start Task data
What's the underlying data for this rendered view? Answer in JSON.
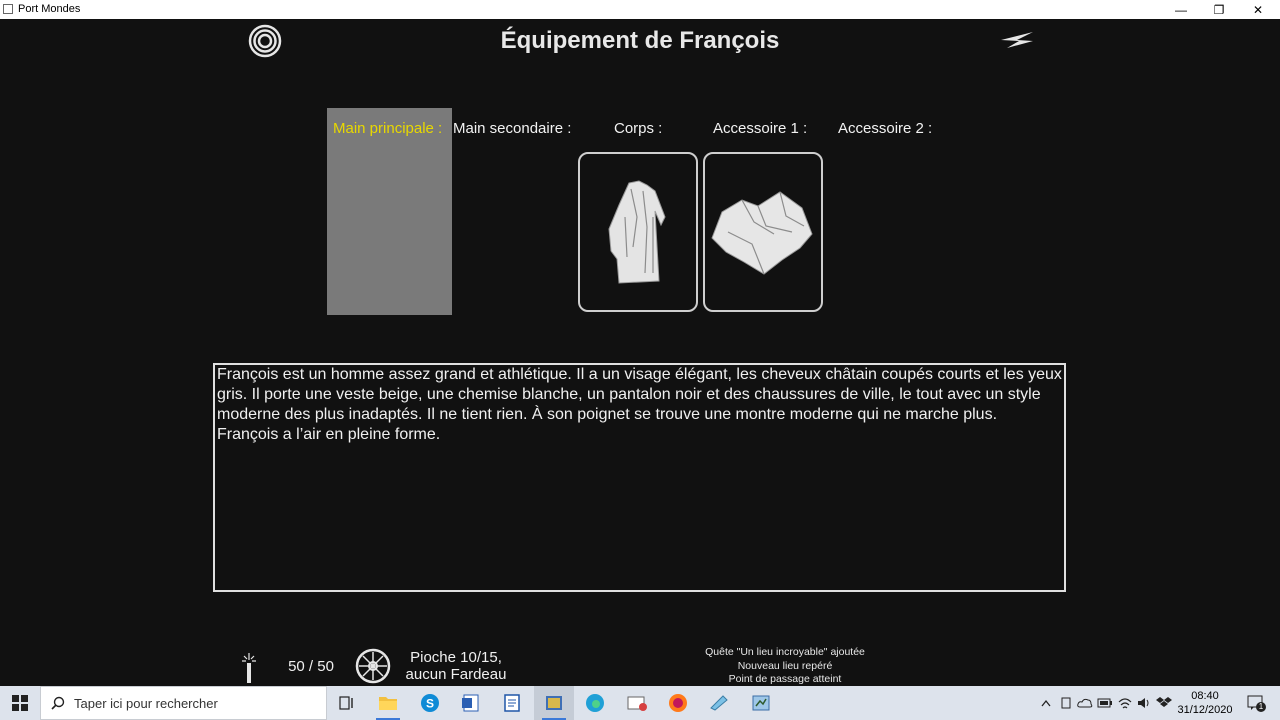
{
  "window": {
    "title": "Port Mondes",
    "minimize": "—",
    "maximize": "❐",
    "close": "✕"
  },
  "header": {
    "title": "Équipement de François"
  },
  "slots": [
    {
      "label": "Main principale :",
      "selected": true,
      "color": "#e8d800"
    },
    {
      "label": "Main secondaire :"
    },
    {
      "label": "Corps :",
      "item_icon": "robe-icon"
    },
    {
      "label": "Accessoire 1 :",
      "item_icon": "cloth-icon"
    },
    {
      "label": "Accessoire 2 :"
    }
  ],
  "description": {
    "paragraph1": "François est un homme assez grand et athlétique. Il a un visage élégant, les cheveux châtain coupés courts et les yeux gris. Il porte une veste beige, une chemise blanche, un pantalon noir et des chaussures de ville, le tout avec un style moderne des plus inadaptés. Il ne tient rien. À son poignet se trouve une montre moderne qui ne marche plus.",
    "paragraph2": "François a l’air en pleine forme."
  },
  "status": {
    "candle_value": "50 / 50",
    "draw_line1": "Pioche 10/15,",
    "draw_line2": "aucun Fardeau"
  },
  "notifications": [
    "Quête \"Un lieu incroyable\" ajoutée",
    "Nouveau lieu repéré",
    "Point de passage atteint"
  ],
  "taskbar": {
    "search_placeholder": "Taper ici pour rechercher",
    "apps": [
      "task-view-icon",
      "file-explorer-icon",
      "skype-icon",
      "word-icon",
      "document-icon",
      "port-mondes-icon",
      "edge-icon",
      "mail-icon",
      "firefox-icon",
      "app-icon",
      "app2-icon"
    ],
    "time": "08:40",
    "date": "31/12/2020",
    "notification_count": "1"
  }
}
end Task data
*Task instructions*
Copy out every line where the word "label" occurs.

*Task response*
      "label": "Main principale :",
      "label": "Main secondaire :"
      "label": "Corps :",
      "label": "Accessoire 1 :",
      "label": "Accessoire 2 :"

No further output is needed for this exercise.